--- Task prompt ---
Copy out all lines that carry the word "icon".

--- Material for this task ---
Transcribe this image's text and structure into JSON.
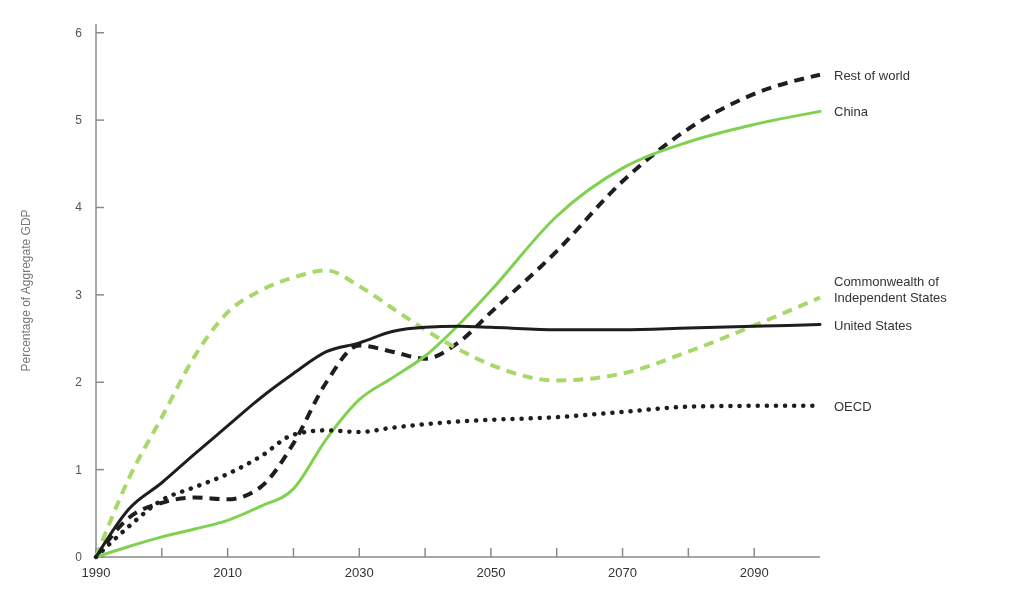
{
  "chart_data": {
    "type": "line",
    "ylabel": "Percentage of Aggregate GDP",
    "x": [
      1990,
      1995,
      2000,
      2005,
      2010,
      2015,
      2020,
      2025,
      2030,
      2035,
      2040,
      2045,
      2050,
      2060,
      2070,
      2080,
      2090,
      2100
    ],
    "xlim": [
      1990,
      2100
    ],
    "xticks": [
      1990,
      {
        "value": 2000,
        "label": null
      },
      2010,
      {
        "value": 2020,
        "label": null
      },
      2030,
      {
        "value": 2040,
        "label": null
      },
      2050,
      {
        "value": 2060,
        "label": null
      },
      2070,
      {
        "value": 2080,
        "label": null
      },
      2090
    ],
    "ylim": [
      0,
      6.1
    ],
    "yticks": [
      0,
      1,
      2,
      3,
      4,
      5,
      6
    ],
    "grid": false,
    "series": [
      {
        "name": "Rest of world",
        "color": "#1e1e1e",
        "line_style": "dashed",
        "values": [
          0,
          0.45,
          0.62,
          0.68,
          0.66,
          0.8,
          1.3,
          2.0,
          2.42,
          2.35,
          2.27,
          2.45,
          2.8,
          3.5,
          4.3,
          4.9,
          5.3,
          5.52
        ]
      },
      {
        "name": "China",
        "color": "#7fd14f",
        "line_style": "solid",
        "values": [
          0,
          0.12,
          0.23,
          0.32,
          0.42,
          0.58,
          0.78,
          1.35,
          1.8,
          2.05,
          2.3,
          2.65,
          3.05,
          3.9,
          4.45,
          4.75,
          4.95,
          5.1
        ]
      },
      {
        "name": "Commonwealth of Independent States",
        "color": "#a8d86a",
        "line_style": "dashed",
        "values": [
          0,
          0.9,
          1.6,
          2.3,
          2.8,
          3.05,
          3.2,
          3.28,
          3.1,
          2.85,
          2.6,
          2.38,
          2.2,
          2.02,
          2.1,
          2.35,
          2.65,
          2.97
        ]
      },
      {
        "name": "United States",
        "color": "#1e1e1e",
        "line_style": "solid",
        "values": [
          0,
          0.55,
          0.85,
          1.18,
          1.5,
          1.82,
          2.1,
          2.35,
          2.45,
          2.58,
          2.63,
          2.64,
          2.63,
          2.6,
          2.6,
          2.62,
          2.64,
          2.66
        ]
      },
      {
        "name": "OECD",
        "color": "#1e1e1e",
        "line_style": "dotted",
        "values": [
          0,
          0.35,
          0.65,
          0.8,
          0.95,
          1.15,
          1.4,
          1.45,
          1.43,
          1.48,
          1.52,
          1.55,
          1.57,
          1.6,
          1.66,
          1.72,
          1.73,
          1.73
        ]
      }
    ]
  }
}
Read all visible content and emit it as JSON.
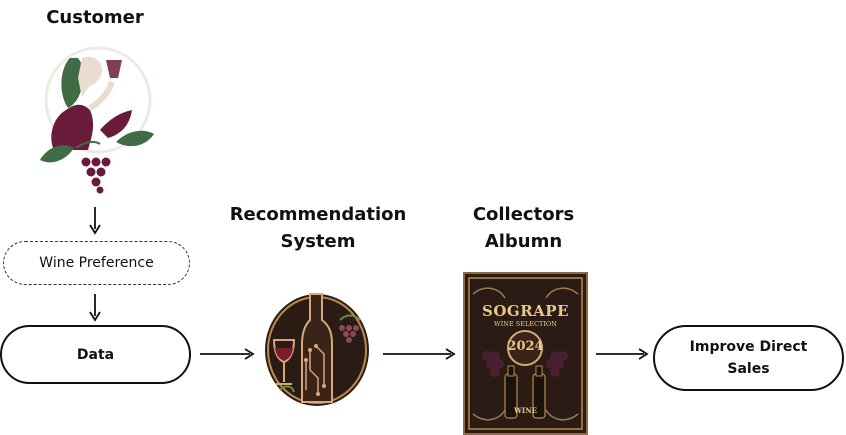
{
  "customer": {
    "heading": "Customer",
    "icon": "woman-drinking-wine-with-grapes-icon"
  },
  "wine_preference": {
    "label": "Wine Preference"
  },
  "data_node": {
    "label": "Data"
  },
  "recommendation": {
    "heading_line1": "Recommendation",
    "heading_line2": "System",
    "icon": "wine-bottle-circuit-icon"
  },
  "collectors": {
    "heading_line1": "Collectors",
    "heading_line2": "Albumn",
    "cover_title": "SOGRAPE",
    "cover_subtitle": "WINE SELECTION",
    "cover_year": "2024",
    "cover_label": "WINE"
  },
  "outcome": {
    "line1": "Improve Direct",
    "line2": "Sales"
  },
  "colors": {
    "wine": "#6b1b3a",
    "leaf": "#3f6b45",
    "gold": "#b88a4a",
    "dark": "#2a1c14"
  }
}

--- Answer to this task ---
    "icon": "woman-drinking-wine-with-grapes-icon"
    "icon": "wine-bottle-circuit-icon"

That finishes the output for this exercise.